[Records that describe figures]

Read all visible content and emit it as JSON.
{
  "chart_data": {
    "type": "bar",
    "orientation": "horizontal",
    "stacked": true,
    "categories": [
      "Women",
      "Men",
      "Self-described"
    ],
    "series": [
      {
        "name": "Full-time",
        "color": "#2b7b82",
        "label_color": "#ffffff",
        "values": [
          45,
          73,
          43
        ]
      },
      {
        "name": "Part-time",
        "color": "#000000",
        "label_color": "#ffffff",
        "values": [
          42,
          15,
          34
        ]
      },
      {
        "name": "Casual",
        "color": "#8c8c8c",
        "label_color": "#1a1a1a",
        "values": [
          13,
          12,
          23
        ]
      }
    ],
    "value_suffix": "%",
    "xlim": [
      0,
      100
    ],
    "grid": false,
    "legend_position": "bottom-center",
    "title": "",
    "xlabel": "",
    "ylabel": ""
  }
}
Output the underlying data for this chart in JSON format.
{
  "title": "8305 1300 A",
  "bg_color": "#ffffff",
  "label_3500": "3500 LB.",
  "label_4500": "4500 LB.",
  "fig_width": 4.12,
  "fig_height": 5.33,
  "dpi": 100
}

==

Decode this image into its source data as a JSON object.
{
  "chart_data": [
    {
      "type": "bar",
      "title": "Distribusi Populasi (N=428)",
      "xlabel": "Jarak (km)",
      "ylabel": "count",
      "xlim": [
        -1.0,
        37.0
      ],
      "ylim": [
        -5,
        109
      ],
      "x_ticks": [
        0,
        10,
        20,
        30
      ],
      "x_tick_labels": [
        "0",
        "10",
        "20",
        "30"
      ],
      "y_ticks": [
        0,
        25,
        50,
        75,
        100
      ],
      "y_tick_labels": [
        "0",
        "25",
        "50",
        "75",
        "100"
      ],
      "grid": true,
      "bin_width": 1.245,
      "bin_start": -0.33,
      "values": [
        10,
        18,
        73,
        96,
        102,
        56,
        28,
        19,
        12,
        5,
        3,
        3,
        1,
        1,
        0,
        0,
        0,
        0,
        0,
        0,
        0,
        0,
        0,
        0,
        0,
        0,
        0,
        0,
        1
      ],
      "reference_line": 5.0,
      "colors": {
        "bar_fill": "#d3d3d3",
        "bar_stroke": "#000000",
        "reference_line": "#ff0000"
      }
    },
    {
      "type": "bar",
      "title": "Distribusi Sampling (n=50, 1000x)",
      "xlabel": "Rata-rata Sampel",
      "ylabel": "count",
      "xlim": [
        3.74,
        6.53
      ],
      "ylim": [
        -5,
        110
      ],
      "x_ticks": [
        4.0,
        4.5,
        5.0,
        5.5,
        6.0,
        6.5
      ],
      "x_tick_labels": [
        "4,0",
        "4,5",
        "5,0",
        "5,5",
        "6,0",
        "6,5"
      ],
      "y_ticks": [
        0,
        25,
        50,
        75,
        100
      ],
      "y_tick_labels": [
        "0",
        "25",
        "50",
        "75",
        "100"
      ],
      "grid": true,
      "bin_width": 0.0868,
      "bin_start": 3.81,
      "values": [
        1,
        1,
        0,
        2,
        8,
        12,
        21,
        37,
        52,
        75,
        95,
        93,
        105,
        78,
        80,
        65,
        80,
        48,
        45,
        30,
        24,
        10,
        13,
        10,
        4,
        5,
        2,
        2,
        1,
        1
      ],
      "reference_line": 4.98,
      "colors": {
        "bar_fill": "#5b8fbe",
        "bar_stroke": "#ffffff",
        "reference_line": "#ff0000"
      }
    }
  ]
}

==

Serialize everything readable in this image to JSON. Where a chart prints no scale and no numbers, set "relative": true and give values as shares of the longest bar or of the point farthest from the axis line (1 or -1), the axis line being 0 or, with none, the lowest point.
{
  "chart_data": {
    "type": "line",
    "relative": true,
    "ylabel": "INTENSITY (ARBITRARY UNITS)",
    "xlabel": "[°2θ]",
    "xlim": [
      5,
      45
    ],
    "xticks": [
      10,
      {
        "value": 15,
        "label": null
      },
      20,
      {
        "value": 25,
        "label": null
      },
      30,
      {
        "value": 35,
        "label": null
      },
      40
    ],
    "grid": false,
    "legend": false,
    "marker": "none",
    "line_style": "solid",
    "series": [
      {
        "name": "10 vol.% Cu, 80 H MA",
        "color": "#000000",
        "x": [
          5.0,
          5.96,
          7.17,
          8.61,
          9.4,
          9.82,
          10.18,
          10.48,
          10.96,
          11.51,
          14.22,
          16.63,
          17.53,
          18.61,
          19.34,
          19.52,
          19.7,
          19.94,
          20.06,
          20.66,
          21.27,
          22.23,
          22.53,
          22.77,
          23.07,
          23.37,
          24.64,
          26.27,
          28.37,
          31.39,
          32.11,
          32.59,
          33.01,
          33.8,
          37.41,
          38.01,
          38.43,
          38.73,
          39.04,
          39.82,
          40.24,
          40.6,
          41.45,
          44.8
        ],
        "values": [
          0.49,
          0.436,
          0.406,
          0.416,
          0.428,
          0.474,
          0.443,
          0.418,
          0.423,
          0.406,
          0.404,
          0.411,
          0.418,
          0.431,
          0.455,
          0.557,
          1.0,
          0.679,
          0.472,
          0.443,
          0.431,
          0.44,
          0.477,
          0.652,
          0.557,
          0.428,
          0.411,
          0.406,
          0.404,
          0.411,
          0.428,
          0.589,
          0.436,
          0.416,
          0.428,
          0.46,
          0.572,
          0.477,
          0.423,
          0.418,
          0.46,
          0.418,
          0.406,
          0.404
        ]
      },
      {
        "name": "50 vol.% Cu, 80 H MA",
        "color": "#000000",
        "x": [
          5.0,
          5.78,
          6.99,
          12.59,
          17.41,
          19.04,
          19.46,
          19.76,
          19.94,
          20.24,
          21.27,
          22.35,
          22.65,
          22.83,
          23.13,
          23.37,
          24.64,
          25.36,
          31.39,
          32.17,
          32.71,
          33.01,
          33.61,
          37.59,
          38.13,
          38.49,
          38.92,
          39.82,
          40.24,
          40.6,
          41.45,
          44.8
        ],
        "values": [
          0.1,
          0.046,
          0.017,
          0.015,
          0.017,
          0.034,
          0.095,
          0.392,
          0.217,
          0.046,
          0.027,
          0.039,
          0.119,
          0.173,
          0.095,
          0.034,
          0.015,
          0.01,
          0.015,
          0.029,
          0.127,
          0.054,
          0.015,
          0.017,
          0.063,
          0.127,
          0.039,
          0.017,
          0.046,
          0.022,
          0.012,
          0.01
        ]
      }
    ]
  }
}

◆ What is being asked ◆
Only lines with the string "Distribusi" belong in your answer; copy each one.

◆ Task output ◆
      "title": "Distribusi Populasi (N=428)",
      "title": "Distribusi Sampling (n=50, 1000x)",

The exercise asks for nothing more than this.